§ BRIEF
Work out how many lines contain "Productivity". Reply with the count alone.

[Stored entries]
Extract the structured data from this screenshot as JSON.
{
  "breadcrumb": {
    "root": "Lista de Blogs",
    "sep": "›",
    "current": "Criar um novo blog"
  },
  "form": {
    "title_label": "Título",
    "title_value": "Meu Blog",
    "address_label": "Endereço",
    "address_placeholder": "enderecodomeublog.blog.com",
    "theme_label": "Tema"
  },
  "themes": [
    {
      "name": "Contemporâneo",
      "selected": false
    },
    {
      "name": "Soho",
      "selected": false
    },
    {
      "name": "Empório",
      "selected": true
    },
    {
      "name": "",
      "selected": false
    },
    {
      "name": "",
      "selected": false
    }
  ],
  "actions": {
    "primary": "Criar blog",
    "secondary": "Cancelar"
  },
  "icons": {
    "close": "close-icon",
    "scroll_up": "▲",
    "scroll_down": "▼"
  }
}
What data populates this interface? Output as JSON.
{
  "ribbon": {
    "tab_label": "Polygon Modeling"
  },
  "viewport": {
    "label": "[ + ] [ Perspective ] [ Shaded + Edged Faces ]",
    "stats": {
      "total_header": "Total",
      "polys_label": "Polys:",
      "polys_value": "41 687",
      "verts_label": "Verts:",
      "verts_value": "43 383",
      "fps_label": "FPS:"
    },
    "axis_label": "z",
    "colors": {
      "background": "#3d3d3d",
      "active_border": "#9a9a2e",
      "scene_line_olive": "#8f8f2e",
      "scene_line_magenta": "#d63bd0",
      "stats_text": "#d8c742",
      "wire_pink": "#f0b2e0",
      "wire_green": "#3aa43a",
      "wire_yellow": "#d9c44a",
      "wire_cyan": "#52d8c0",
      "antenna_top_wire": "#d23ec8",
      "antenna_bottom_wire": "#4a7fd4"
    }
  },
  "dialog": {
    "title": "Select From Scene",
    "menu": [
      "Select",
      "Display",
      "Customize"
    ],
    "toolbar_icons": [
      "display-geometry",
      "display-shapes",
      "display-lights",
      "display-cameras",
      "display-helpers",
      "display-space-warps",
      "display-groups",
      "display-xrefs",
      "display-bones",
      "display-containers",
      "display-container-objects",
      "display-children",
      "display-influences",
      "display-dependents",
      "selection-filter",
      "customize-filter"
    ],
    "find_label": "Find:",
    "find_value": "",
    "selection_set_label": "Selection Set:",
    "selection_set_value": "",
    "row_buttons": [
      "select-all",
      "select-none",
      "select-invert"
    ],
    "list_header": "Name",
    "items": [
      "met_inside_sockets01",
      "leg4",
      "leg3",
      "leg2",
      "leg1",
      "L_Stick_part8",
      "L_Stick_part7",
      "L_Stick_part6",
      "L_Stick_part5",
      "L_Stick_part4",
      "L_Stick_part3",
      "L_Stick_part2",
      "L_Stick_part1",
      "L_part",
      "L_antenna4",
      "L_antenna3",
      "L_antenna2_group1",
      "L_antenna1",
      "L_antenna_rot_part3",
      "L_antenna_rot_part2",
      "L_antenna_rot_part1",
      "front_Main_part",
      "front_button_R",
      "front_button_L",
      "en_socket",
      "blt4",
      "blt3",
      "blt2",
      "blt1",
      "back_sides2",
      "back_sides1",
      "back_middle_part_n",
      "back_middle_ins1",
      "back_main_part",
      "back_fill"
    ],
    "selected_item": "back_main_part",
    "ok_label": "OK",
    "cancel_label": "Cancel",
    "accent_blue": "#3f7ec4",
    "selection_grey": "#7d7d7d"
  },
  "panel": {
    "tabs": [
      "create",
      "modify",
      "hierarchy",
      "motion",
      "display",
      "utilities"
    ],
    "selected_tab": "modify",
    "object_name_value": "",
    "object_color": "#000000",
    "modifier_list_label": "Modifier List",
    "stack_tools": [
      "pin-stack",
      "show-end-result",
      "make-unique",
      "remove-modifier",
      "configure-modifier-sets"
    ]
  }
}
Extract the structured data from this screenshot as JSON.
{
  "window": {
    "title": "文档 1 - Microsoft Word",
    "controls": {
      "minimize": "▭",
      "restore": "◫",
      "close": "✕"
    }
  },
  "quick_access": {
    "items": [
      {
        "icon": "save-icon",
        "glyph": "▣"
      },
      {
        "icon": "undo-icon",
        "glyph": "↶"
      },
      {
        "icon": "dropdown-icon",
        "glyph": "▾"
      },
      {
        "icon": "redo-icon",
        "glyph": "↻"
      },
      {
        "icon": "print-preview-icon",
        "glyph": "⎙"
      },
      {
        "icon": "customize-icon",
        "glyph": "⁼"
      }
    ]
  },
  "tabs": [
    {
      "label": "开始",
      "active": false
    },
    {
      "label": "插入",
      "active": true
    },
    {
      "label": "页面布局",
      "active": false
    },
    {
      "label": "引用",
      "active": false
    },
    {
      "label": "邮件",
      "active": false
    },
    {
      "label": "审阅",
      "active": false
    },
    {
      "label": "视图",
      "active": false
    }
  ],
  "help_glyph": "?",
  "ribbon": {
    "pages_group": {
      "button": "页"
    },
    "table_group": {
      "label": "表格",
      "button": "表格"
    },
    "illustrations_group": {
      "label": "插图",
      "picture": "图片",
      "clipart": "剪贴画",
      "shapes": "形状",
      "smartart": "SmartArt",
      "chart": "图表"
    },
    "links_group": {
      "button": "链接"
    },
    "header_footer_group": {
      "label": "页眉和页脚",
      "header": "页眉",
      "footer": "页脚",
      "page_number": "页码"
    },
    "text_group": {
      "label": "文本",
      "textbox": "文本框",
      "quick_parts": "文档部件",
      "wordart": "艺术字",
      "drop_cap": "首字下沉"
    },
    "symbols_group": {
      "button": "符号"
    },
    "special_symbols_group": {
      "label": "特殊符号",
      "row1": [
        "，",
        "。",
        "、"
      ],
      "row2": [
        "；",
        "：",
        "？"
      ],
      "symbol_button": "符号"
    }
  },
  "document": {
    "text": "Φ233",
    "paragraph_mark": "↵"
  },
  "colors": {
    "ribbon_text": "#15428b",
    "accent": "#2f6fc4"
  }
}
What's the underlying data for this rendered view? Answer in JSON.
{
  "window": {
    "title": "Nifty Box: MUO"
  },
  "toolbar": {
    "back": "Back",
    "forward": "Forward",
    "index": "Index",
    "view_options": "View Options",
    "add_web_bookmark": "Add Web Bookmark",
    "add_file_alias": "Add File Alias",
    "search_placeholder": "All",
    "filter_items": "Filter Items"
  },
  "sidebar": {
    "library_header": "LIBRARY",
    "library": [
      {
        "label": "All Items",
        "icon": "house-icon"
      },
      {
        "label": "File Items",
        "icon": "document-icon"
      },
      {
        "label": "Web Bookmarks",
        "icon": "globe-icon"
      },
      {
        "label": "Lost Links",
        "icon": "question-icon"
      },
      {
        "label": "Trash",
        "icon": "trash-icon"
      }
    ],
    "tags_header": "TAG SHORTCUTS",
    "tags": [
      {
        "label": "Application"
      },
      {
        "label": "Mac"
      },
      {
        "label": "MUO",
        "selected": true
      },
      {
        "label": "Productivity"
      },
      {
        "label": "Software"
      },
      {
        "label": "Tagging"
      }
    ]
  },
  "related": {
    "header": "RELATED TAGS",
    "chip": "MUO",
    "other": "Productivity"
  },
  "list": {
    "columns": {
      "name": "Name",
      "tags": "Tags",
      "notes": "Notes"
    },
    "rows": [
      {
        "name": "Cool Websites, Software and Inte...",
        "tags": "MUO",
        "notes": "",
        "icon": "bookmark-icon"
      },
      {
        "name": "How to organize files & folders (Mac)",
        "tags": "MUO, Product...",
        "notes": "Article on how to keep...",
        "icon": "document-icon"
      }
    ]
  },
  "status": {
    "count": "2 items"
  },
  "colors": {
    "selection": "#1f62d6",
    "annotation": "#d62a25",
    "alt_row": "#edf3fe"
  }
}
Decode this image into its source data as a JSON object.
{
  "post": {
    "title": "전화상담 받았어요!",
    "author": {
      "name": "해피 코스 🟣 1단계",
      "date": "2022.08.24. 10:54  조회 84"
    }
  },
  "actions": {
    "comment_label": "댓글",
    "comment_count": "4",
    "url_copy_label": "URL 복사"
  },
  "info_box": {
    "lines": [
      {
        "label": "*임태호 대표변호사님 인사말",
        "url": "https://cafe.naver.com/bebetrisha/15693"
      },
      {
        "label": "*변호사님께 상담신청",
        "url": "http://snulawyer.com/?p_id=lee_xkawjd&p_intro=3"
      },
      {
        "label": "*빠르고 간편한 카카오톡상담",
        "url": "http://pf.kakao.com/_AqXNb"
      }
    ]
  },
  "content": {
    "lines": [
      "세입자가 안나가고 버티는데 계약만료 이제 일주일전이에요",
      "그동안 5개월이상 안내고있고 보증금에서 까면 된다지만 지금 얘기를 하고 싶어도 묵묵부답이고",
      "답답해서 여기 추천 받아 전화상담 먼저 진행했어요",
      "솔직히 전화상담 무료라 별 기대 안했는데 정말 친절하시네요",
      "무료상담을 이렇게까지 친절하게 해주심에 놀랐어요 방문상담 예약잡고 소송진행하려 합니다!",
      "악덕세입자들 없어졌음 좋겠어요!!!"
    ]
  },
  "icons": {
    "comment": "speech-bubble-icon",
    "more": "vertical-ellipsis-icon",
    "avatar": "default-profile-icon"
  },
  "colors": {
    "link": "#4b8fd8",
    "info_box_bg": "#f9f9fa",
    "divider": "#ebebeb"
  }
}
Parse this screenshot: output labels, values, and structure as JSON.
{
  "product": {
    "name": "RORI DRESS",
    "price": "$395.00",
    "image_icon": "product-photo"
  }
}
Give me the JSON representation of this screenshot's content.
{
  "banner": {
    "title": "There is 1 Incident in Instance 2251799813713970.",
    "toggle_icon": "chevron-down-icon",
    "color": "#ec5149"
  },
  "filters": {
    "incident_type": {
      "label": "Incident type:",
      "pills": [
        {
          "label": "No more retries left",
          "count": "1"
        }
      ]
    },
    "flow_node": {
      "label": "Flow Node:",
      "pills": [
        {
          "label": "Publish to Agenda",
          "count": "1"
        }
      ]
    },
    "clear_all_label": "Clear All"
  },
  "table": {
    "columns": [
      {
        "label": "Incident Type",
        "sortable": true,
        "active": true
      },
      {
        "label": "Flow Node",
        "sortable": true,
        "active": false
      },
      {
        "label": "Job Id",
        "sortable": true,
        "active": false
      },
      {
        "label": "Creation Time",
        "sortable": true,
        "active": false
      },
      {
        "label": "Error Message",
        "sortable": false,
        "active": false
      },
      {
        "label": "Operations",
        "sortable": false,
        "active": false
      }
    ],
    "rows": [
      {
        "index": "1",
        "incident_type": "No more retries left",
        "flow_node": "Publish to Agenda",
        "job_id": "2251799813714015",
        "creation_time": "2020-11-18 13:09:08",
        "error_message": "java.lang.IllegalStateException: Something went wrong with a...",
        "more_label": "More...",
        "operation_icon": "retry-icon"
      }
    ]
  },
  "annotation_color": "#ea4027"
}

§ SOLUTION
2